◆ What you have to do
Extract each line from the entries below that has the string "title" in it.

◆ Structured figure records
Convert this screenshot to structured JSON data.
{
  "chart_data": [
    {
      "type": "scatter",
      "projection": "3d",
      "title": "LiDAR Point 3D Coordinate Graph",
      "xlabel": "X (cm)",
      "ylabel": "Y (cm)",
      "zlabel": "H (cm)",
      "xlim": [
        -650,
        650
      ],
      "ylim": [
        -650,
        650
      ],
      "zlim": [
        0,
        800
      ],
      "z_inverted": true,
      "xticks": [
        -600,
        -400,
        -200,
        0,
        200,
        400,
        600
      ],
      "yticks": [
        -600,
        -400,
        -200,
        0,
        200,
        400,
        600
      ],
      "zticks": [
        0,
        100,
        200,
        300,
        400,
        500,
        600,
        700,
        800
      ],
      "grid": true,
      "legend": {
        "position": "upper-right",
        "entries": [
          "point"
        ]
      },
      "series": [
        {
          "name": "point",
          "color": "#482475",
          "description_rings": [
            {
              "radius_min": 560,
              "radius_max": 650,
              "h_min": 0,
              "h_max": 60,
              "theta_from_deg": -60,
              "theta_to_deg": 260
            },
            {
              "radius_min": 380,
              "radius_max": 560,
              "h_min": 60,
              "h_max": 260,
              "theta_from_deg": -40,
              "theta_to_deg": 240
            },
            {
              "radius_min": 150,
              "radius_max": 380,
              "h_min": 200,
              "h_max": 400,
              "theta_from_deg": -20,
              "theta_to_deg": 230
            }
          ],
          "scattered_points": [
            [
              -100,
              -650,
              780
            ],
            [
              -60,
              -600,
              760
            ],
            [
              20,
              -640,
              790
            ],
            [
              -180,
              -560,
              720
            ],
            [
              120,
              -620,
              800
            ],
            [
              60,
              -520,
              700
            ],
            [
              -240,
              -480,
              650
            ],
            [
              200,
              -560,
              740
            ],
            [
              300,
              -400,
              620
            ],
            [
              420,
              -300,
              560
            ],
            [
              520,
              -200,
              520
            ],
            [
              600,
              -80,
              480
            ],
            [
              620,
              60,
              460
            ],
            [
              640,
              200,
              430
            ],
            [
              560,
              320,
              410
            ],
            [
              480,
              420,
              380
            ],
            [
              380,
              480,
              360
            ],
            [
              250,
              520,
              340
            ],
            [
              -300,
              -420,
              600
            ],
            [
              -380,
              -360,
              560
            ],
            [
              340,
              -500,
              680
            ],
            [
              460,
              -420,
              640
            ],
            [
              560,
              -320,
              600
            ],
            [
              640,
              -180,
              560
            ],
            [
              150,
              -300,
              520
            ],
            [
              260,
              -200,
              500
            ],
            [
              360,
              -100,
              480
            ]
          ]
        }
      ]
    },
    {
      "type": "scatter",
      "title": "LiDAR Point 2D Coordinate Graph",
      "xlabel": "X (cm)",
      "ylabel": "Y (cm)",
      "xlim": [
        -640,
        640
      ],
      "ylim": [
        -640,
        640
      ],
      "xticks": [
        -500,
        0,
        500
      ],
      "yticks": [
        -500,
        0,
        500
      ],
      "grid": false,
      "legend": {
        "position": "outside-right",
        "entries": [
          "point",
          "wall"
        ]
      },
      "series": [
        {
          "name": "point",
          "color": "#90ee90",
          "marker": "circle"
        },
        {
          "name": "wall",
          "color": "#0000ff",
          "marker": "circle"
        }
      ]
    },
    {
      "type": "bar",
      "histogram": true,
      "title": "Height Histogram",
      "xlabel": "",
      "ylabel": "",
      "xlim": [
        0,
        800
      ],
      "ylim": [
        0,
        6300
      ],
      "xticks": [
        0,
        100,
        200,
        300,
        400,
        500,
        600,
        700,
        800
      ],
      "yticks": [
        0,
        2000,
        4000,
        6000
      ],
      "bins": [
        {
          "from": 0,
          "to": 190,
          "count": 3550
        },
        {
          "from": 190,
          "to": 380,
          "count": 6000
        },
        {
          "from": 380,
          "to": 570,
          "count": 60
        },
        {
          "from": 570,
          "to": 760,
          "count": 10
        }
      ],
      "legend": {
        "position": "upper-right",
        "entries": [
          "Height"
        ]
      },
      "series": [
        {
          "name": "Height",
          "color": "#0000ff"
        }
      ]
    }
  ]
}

◆ The completed task
      "title": "LiDAR Point 3D Coordinate Graph",
      "title": "LiDAR Point 2D Coordinate Graph",
      "title": "Height Histogram",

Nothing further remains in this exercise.